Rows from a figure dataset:

+===+

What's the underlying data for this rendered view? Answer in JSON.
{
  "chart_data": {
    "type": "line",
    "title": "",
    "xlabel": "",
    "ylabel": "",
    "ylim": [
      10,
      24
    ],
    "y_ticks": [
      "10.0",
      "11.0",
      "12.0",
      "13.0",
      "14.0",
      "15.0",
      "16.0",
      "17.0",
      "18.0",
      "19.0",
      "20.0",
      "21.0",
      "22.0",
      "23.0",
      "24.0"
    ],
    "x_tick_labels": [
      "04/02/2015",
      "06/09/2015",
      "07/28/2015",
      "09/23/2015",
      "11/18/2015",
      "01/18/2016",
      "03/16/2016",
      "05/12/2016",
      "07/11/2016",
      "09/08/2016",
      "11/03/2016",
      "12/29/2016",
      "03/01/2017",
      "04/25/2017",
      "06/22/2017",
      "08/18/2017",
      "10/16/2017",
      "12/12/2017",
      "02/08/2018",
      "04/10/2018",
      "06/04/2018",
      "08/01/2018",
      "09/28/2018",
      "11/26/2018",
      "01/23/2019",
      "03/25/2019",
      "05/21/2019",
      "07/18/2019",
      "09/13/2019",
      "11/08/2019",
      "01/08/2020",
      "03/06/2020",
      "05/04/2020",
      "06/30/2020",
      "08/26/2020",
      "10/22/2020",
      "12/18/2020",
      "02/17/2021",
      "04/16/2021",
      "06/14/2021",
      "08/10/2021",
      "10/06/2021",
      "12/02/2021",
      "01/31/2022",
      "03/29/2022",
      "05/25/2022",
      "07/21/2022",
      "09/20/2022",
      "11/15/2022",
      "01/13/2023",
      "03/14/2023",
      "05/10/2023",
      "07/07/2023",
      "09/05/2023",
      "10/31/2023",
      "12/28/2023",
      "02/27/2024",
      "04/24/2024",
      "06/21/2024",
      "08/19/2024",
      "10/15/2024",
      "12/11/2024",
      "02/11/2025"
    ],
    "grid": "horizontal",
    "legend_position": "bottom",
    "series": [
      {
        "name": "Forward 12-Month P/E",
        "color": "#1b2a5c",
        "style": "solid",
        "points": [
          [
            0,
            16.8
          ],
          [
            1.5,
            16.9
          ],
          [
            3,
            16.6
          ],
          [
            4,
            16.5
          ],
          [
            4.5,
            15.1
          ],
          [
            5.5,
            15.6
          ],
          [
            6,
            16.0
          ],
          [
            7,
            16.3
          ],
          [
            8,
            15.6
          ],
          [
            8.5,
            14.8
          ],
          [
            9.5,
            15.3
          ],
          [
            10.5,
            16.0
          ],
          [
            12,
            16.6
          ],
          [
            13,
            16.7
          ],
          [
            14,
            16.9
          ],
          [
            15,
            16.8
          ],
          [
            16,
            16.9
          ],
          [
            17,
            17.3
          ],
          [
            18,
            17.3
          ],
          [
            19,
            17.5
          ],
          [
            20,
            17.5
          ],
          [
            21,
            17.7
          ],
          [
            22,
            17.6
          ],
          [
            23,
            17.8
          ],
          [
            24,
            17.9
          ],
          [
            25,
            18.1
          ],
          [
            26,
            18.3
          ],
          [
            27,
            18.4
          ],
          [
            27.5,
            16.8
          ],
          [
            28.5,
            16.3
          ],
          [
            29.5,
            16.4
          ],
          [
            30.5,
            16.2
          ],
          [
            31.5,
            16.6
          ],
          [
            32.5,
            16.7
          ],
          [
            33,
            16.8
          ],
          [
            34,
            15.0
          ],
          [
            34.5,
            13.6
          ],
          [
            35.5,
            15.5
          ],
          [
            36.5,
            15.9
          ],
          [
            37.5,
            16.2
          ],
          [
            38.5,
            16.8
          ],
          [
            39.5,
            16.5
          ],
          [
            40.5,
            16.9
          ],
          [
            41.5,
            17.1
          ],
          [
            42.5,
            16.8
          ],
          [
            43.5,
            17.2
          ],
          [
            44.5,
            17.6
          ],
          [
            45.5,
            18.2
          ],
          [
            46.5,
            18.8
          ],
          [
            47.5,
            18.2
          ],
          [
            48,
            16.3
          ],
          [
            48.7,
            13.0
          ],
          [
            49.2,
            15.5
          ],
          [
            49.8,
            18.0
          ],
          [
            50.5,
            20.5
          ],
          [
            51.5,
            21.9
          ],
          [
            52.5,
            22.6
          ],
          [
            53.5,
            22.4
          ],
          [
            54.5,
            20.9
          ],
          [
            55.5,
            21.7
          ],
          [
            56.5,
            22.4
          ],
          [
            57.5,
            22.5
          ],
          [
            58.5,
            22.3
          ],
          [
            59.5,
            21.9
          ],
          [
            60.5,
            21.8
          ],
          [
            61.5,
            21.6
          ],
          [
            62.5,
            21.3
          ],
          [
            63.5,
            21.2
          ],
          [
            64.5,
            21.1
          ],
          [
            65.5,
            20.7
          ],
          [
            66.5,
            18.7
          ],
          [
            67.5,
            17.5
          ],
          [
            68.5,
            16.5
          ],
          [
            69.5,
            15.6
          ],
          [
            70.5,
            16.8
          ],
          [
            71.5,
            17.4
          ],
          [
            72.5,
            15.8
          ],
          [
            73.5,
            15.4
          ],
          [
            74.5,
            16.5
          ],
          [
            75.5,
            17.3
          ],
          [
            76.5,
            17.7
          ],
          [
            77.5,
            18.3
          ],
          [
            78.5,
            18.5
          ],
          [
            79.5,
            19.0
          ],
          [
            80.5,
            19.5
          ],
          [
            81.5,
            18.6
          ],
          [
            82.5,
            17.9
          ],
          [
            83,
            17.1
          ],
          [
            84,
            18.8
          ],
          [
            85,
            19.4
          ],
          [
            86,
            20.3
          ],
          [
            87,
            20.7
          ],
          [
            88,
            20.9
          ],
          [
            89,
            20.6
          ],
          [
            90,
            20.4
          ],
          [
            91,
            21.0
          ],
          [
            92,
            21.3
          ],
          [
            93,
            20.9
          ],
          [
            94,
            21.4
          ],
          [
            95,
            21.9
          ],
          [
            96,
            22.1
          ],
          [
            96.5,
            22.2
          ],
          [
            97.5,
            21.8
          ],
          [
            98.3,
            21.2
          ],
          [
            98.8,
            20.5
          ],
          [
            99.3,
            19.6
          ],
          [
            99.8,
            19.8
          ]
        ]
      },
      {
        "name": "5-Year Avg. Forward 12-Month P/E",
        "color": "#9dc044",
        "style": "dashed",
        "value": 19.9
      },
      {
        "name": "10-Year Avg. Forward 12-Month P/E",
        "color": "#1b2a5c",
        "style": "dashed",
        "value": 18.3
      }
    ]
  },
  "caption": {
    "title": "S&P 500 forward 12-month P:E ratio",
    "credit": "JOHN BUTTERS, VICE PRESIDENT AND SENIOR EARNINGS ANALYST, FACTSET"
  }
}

+===+

Take every line from the records above that has the word "title" and copy it.

    "title": "",
    "title": "S&P 500 forward 12-month P:E ratio",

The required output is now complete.